> **The exercise**
Pick out every line in the data below that holds "front".

╭──

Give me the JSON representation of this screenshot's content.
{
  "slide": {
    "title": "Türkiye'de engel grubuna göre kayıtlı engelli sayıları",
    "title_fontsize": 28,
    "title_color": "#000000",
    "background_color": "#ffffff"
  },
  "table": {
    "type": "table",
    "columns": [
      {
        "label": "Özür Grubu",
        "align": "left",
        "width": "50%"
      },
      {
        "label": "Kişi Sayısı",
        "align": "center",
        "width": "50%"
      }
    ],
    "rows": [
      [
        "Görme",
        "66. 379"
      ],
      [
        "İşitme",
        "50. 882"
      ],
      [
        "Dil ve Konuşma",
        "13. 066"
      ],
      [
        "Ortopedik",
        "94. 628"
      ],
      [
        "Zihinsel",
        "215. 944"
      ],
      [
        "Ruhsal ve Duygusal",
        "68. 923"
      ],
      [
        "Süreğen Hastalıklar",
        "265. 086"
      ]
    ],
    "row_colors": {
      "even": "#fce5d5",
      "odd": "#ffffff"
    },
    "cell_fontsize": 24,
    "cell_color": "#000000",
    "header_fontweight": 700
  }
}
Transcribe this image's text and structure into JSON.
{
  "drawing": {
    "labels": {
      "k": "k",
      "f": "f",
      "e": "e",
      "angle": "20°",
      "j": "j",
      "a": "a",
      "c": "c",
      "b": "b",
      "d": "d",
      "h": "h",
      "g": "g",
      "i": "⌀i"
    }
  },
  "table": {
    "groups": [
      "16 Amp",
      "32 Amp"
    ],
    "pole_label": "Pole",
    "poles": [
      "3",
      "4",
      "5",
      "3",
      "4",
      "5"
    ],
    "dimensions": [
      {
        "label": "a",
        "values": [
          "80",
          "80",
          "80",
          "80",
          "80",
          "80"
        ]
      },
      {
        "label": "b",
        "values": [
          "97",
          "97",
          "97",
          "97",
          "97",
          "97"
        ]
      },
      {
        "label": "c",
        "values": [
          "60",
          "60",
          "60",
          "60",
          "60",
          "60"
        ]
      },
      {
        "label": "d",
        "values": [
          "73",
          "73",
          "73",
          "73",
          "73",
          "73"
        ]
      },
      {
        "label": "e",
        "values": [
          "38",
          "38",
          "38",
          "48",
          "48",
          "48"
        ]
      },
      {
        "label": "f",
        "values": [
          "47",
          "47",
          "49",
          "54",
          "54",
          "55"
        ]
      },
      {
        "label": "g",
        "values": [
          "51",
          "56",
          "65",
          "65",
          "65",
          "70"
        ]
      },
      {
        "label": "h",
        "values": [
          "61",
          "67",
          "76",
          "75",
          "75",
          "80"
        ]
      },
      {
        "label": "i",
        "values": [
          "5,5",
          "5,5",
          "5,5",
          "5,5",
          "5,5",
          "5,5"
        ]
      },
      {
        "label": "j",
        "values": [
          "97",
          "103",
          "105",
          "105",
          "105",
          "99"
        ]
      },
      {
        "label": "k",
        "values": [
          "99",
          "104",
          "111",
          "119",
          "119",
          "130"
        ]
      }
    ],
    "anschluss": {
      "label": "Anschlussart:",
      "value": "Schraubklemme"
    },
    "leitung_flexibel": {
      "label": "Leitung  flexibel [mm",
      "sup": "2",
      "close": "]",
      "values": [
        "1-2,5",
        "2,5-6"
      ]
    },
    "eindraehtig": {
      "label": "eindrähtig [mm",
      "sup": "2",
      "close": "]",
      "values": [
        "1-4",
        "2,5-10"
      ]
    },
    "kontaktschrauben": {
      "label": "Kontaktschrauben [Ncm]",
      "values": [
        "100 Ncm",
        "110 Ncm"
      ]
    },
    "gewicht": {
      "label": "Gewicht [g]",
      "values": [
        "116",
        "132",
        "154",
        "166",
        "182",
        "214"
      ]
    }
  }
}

╰──
╭──

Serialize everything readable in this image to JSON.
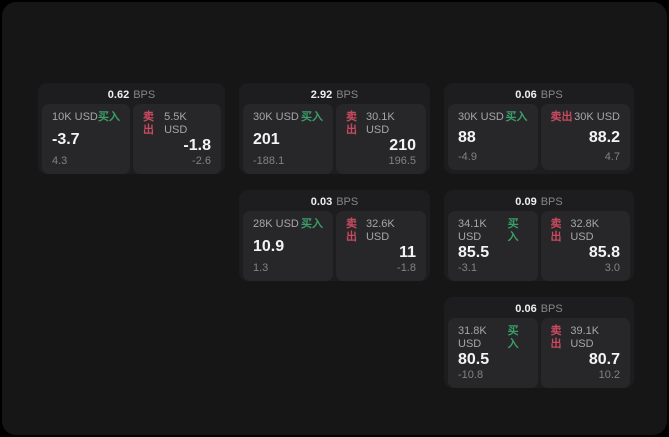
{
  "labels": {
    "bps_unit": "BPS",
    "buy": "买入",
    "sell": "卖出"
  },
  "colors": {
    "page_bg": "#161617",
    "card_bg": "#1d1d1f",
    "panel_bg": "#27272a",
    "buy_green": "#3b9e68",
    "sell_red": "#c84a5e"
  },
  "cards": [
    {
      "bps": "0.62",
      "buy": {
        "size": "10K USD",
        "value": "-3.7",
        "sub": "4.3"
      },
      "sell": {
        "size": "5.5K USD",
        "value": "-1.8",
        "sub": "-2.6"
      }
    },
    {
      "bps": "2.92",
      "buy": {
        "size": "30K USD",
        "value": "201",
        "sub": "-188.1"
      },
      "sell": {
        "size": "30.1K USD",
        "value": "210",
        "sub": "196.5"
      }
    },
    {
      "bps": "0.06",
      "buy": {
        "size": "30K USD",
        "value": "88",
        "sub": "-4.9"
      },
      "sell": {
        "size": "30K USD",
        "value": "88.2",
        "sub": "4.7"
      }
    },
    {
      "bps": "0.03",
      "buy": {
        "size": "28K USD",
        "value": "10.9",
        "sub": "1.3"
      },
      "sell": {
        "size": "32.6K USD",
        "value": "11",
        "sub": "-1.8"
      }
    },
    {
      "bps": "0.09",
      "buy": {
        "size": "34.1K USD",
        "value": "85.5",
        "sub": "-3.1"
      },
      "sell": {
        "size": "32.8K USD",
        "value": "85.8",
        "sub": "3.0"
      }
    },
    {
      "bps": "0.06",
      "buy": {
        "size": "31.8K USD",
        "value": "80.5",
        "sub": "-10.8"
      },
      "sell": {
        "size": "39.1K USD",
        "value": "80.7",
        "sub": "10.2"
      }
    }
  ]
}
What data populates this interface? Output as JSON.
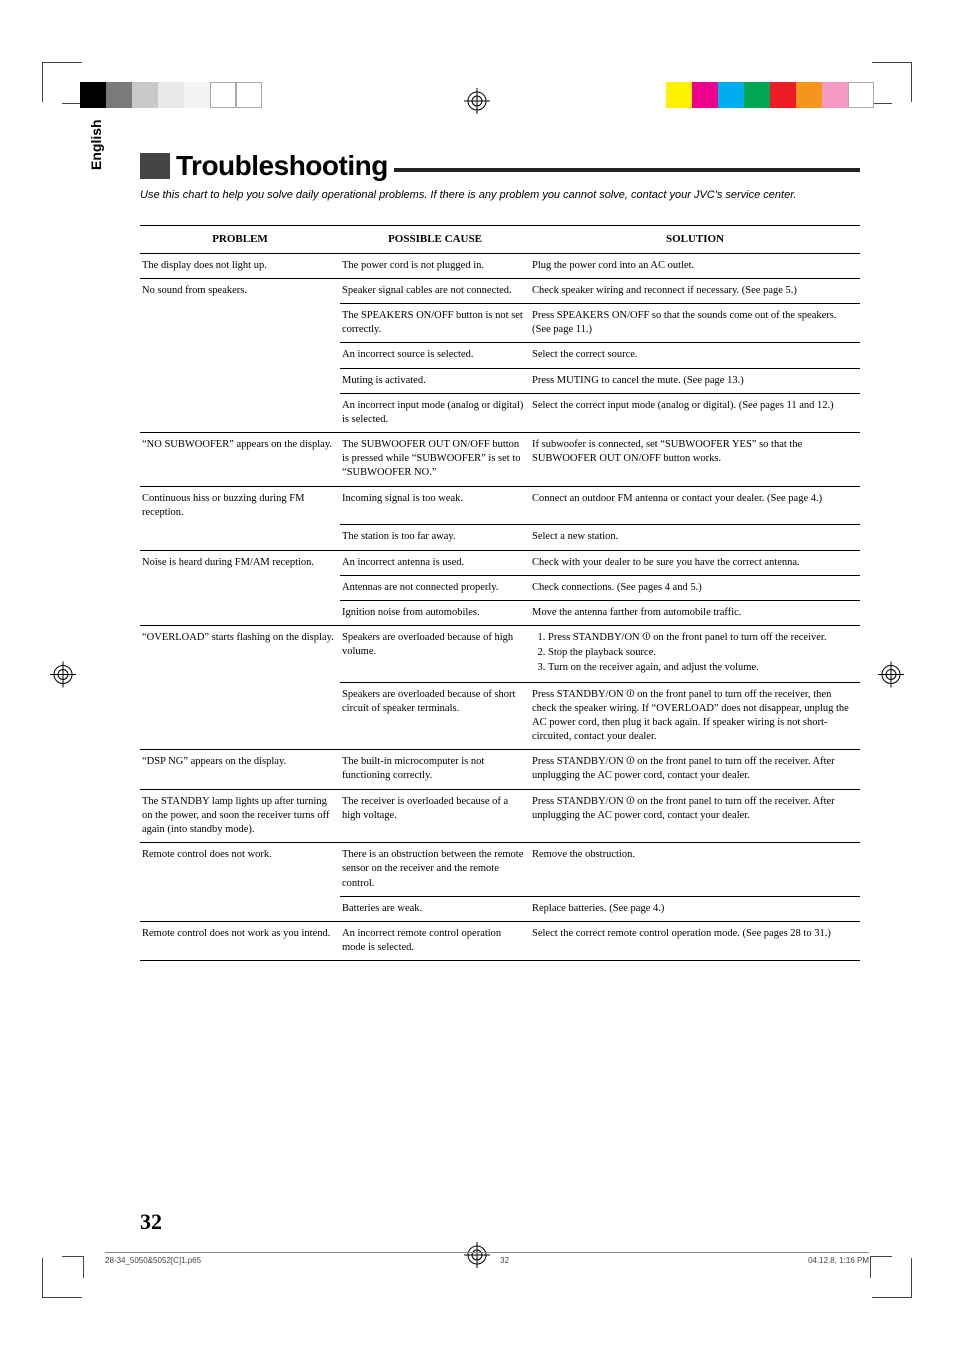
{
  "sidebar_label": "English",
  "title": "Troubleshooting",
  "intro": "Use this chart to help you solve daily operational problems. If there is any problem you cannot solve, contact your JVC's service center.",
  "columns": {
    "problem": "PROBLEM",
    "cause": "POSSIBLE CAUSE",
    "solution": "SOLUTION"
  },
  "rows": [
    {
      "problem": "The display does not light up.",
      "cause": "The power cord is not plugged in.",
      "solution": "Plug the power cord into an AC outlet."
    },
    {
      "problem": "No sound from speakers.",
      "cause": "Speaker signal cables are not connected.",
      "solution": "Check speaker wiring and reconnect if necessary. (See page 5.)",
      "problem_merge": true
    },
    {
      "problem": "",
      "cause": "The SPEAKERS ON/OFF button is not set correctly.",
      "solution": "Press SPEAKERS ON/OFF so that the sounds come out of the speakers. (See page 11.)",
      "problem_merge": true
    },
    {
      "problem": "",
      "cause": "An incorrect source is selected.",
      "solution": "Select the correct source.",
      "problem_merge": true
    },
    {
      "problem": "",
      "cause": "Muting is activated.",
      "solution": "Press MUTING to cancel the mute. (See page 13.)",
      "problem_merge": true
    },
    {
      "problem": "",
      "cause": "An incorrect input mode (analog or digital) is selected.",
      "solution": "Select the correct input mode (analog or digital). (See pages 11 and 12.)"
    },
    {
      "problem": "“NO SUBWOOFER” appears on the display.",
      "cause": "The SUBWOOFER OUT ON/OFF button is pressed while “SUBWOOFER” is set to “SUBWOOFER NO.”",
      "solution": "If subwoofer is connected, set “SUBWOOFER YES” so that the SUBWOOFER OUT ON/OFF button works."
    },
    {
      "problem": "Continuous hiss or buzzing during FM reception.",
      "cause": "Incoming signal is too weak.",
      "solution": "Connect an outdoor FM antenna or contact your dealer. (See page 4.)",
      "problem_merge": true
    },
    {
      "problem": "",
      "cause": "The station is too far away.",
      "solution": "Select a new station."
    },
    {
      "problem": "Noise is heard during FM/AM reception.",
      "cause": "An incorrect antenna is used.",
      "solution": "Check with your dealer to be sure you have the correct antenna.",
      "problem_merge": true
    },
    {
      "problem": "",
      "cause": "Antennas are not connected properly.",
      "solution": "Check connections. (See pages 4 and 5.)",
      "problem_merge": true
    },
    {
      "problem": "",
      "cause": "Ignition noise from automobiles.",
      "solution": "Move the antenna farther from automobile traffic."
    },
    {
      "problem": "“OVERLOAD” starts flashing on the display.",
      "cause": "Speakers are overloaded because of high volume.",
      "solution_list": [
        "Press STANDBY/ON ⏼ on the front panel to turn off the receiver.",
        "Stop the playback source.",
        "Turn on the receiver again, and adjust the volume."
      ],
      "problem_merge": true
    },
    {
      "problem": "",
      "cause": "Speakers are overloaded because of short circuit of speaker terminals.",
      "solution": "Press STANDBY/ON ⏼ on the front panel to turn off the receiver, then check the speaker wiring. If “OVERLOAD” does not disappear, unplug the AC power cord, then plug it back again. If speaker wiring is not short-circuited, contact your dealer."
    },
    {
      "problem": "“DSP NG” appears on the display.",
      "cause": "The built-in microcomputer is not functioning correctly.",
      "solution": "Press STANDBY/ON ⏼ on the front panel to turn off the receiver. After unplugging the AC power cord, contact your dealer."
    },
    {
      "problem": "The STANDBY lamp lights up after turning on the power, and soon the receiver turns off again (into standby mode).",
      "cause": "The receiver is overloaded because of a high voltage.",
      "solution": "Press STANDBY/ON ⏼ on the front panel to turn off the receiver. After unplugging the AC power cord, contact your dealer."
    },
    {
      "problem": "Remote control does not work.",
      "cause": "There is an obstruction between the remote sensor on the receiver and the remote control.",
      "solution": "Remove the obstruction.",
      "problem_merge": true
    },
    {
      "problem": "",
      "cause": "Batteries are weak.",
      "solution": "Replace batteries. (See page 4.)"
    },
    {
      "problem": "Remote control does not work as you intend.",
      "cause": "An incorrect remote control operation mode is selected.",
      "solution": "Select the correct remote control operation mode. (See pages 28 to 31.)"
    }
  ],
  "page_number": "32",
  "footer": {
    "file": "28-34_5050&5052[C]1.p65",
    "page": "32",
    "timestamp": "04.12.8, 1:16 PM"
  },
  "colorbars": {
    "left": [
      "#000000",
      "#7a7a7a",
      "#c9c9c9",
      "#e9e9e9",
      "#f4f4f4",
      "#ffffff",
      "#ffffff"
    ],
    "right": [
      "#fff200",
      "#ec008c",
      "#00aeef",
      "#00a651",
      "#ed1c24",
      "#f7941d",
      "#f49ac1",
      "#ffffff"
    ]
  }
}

╰──

> **Written response**
        "Press STANDBY/ON ⏼ on the front panel to turn off the receiver.",
      "solution": "Press STANDBY/ON ⏼ on the front panel to turn off the receiver, then check the speaker wiring. If “OVERLOAD” does not disappear, unplug the AC power cord, then plug it back again. If speaker wiring is not short-circuited, contact your dealer."
      "solution": "Press STANDBY/ON ⏼ on the front panel to turn off the receiver. After unplugging the AC power cord, contact your dealer."
      "solution": "Press STANDBY/ON ⏼ on the front panel to turn off the receiver. After unplugging the AC power cord, contact your dealer."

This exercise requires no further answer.